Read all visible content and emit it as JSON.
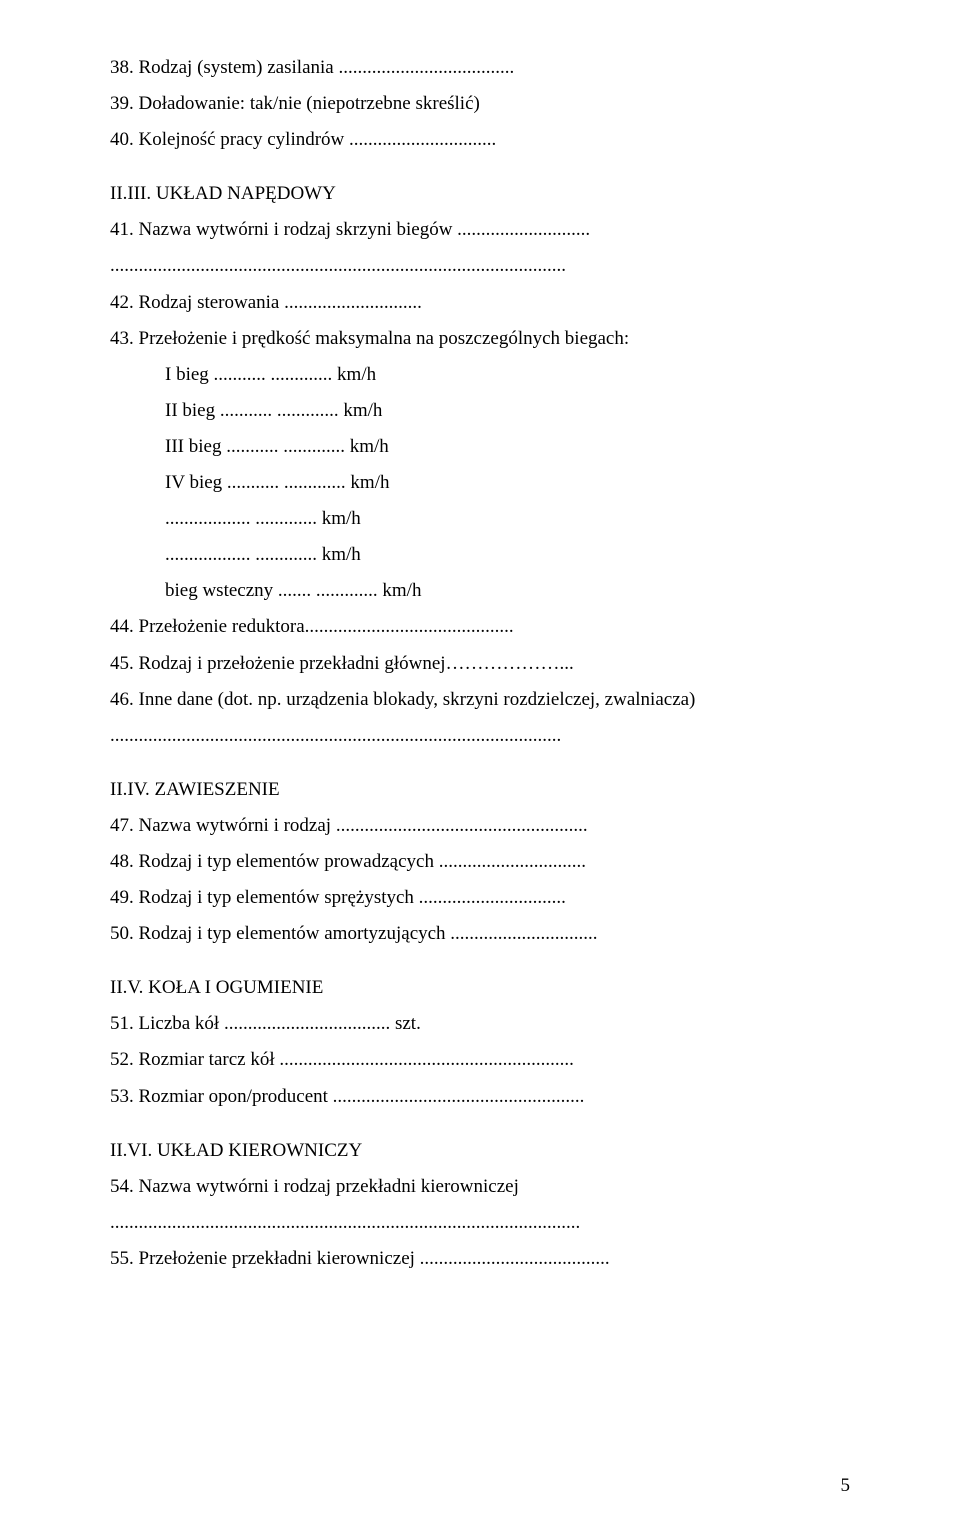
{
  "lines": [
    {
      "text": "38. Rodzaj (system) zasilania .....................................",
      "indent": false
    },
    {
      "text": "39. Doładowanie: tak/nie (niepotrzebne skreślić)",
      "indent": false
    },
    {
      "text": "40. Kolejność pracy cylindrów ...............................",
      "indent": false
    }
  ],
  "sectionA": {
    "title": "II.III. UKŁAD NAPĘDOWY",
    "lines": [
      {
        "text": "41. Nazwa wytwórni i rodzaj skrzyni biegów ............................",
        "indent": false
      },
      {
        "text": "................................................................................................",
        "indent": false
      },
      {
        "text": "42. Rodzaj sterowania .............................",
        "indent": false
      },
      {
        "text": "43. Przełożenie i prędkość maksymalna na poszczególnych biegach:",
        "indent": false
      },
      {
        "text": "I bieg ........... ............. km/h",
        "indent": true
      },
      {
        "text": "II bieg ........... ............. km/h",
        "indent": true
      },
      {
        "text": "III bieg ........... ............. km/h",
        "indent": true
      },
      {
        "text": "IV bieg ........... ............. km/h",
        "indent": true
      },
      {
        "text": ".................. ............. km/h",
        "indent": true
      },
      {
        "text": ".................. ............. km/h",
        "indent": true
      },
      {
        "text": "bieg wsteczny ....... ............. km/h",
        "indent": true
      },
      {
        "text": "44. Przełożenie reduktora............................................",
        "indent": false
      },
      {
        "text": "45. Rodzaj i przełożenie przekładni głównej………………...",
        "indent": false
      },
      {
        "text": "46. Inne dane (dot. np. urządzenia blokady, skrzyni rozdzielczej, zwalniacza)",
        "indent": false
      },
      {
        "text": "...............................................................................................",
        "indent": false
      }
    ]
  },
  "sectionB": {
    "title": "II.IV. ZAWIESZENIE",
    "lines": [
      {
        "text": "47. Nazwa wytwórni i rodzaj .....................................................",
        "indent": false
      },
      {
        "text": "48. Rodzaj i typ elementów prowadzących ...............................",
        "indent": false
      },
      {
        "text": "49. Rodzaj i typ elementów sprężystych ...............................",
        "indent": false
      },
      {
        "text": "50. Rodzaj i typ elementów amortyzujących ...............................",
        "indent": false
      }
    ]
  },
  "sectionC": {
    "title": "II.V. KOŁA I OGUMIENIE",
    "lines": [
      {
        "text": "51. Liczba kół ................................... szt.",
        "indent": false
      },
      {
        "text": "52. Rozmiar tarcz kół ..............................................................",
        "indent": false
      },
      {
        "text": "53. Rozmiar opon/producent .....................................................",
        "indent": false
      }
    ]
  },
  "sectionD": {
    "title": "II.VI. UKŁAD KIEROWNICZY",
    "lines": [
      {
        "text": "54. Nazwa wytwórni i rodzaj przekładni kierowniczej",
        "indent": false
      },
      {
        "text": "...................................................................................................",
        "indent": false
      },
      {
        "text": "55. Przełożenie przekładni kierowniczej ........................................",
        "indent": false
      }
    ]
  },
  "pageNumber": "5",
  "colors": {
    "background": "#ffffff",
    "text": "#000000"
  },
  "typography": {
    "fontFamily": "Times New Roman",
    "fontSizePt": 14,
    "lineHeight": 1.9
  }
}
───
Except for the pictures, give all the material above again verbatim.

Read all visible content and emit it as JSON.
{
  "lines": [
    {
      "text": "38. Rodzaj (system) zasilania .....................................",
      "indent": false
    },
    {
      "text": "39. Doładowanie: tak/nie (niepotrzebne skreślić)",
      "indent": false
    },
    {
      "text": "40. Kolejność pracy cylindrów ...............................",
      "indent": false
    }
  ],
  "sectionA": {
    "title": "II.III. UKŁAD NAPĘDOWY",
    "lines": [
      {
        "text": "41. Nazwa wytwórni i rodzaj skrzyni biegów ............................",
        "indent": false
      },
      {
        "text": "................................................................................................",
        "indent": false
      },
      {
        "text": "42. Rodzaj sterowania .............................",
        "indent": false
      },
      {
        "text": "43. Przełożenie i prędkość maksymalna na poszczególnych biegach:",
        "indent": false
      },
      {
        "text": "I bieg ........... ............. km/h",
        "indent": true
      },
      {
        "text": "II bieg ........... ............. km/h",
        "indent": true
      },
      {
        "text": "III bieg ........... ............. km/h",
        "indent": true
      },
      {
        "text": "IV bieg ........... ............. km/h",
        "indent": true
      },
      {
        "text": ".................. ............. km/h",
        "indent": true
      },
      {
        "text": ".................. ............. km/h",
        "indent": true
      },
      {
        "text": "bieg wsteczny ....... ............. km/h",
        "indent": true
      },
      {
        "text": "44. Przełożenie reduktora............................................",
        "indent": false
      },
      {
        "text": "45. Rodzaj i przełożenie przekładni głównej………………...",
        "indent": false
      },
      {
        "text": "46. Inne dane (dot. np. urządzenia blokady, skrzyni rozdzielczej, zwalniacza)",
        "indent": false
      },
      {
        "text": "...............................................................................................",
        "indent": false
      }
    ]
  },
  "sectionB": {
    "title": "II.IV. ZAWIESZENIE",
    "lines": [
      {
        "text": "47. Nazwa wytwórni i rodzaj .....................................................",
        "indent": false
      },
      {
        "text": "48. Rodzaj i typ elementów prowadzących ...............................",
        "indent": false
      },
      {
        "text": "49. Rodzaj i typ elementów sprężystych ...............................",
        "indent": false
      },
      {
        "text": "50. Rodzaj i typ elementów amortyzujących ...............................",
        "indent": false
      }
    ]
  },
  "sectionC": {
    "title": "II.V. KOŁA I OGUMIENIE",
    "lines": [
      {
        "text": "51. Liczba kół ................................... szt.",
        "indent": false
      },
      {
        "text": "52. Rozmiar tarcz kół ..............................................................",
        "indent": false
      },
      {
        "text": "53. Rozmiar opon/producent .....................................................",
        "indent": false
      }
    ]
  },
  "sectionD": {
    "title": "II.VI. UKŁAD KIEROWNICZY",
    "lines": [
      {
        "text": "54. Nazwa wytwórni i rodzaj przekładni kierowniczej",
        "indent": false
      },
      {
        "text": "...................................................................................................",
        "indent": false
      },
      {
        "text": "55. Przełożenie przekładni kierowniczej ........................................",
        "indent": false
      }
    ]
  },
  "pageNumber": "5",
  "colors": {
    "background": "#ffffff",
    "text": "#000000"
  },
  "typography": {
    "fontFamily": "Times New Roman",
    "fontSizePt": 14,
    "lineHeight": 1.9
  }
}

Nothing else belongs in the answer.